— Document segment —
## BEGIN
Single by Akina Nakamori

from the album Best II
- Language: Japanese
- B-side: "Le Poison"
- Released: May 18, 1988
- Recorded: 1988
- Genre: J-pop; kayōkyoku; dance-pop;
- Length: 3:57
- Label: Reprise Records
- Composer: Anri Sekine
- Lyricist: Yuri Moriko

Akina Nakamori singles chronology
| "Al-Mauj" (1988) | "Tattoo" (1988) | "I Missed the Shock" (1988) |

Music videos
- "Tattoo" (Live) on YouTube

= Tattoo (Akina Nakamori song) =

"Tattoo" (タトゥー, Tatū) is the 21st single by Japanese entertainer Akina Nakamori. Written by Yuri Moriko and Anri Sekine, the single was released on May 18, 1988, by Warner Pioneer through the Reprise label. It was also the fifth single from her fourth compilation album Best II.

== Background ==
"Tattoo" was used by Orient Watch Co. for their "Orient Clock You" commercial featuring Nakamori.

Nakamori has re-recorded "Tattoo" for the 1995 compilation True Album Akina 95 Best and the 2002 self-cover compilation Utahime Double Decade. In 2024, Nakamori re-recorded the song twice - in July with subtitle "Jazz" and in November in funky style released as a duet promotional single with Shingo Katori.
## END
— Information supplied —
## BEGIN
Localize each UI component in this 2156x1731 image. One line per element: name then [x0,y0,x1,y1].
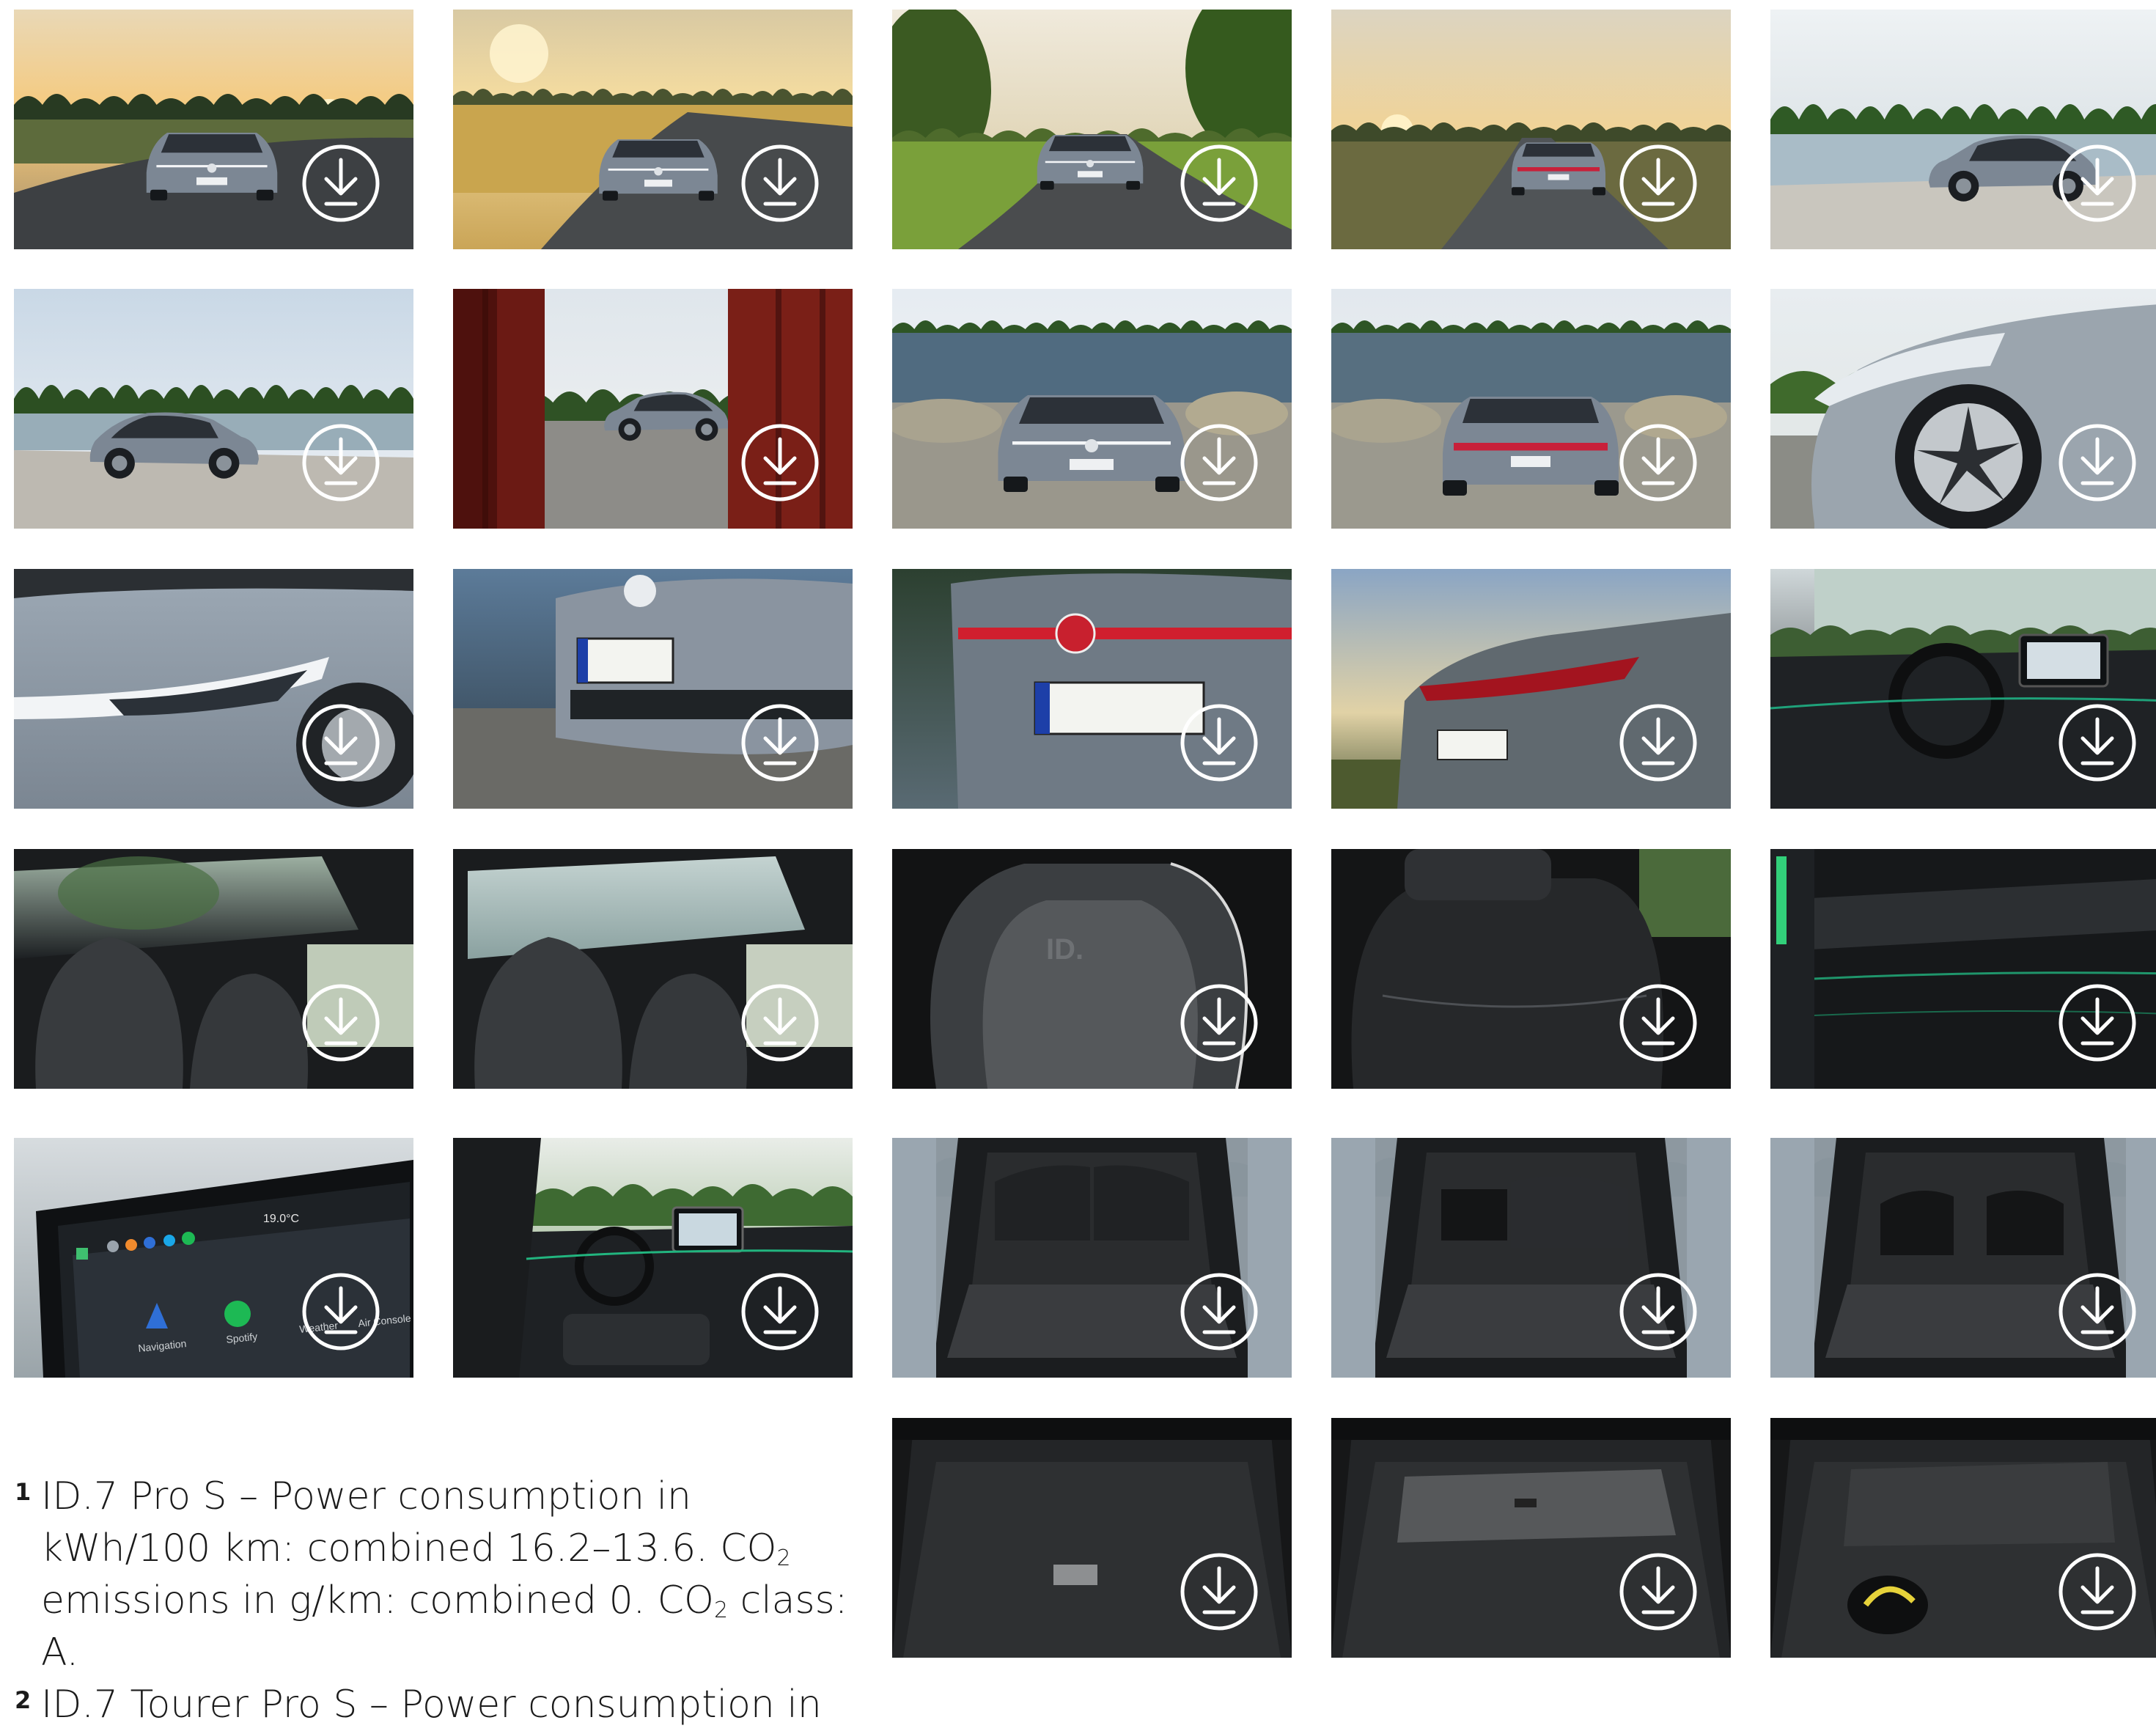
## END
— Instructions for the task —
Copy out the whole article on the Akina Nakamori song "Tattoo" word for word. Pay no attention to the material; it has nothing to do with this.

— Exercise answer —
Single by Akina Nakamori

from the album Best II
- Language: Japanese
- B-side: "Le Poison"
- Released: May 18, 1988
- Recorded: 1988
- Genre: J-pop; kayōkyoku; dance-pop;
- Length: 3:57
- Label: Reprise Records
- Composer: Anri Sekine
- Lyricist: Yuri Moriko

Akina Nakamori singles chronology
| "Al-Mauj" (1988) | "Tattoo" (1988) | "I Missed the Shock" (1988) |

Music videos
- "Tattoo" (Live) on YouTube

= Tattoo (Akina Nakamori song) =

"Tattoo" (タトゥー, Tatū) is the 21st single by Japanese entertainer Akina Nakamori. Written by Yuri Moriko and Anri Sekine, the single was released on May 18, 1988, by Warner Pioneer through the Reprise label. It was also the fifth single from her fourth compilation album Best II.

== Background ==
"Tattoo" was used by Orient Watch Co. for their "Orient Clock You" commercial featuring Nakamori.

Nakamori has re-recorded "Tattoo" for the 1995 compilation True Album Akina 95 Best and the 2002 self-cover compilation Utahime Double Decade. In 2024, Nakamori re-recorded the song twice - in July with subtitle "Jazz" and in November in funky style released as a duet promotional single with Shingo Katori.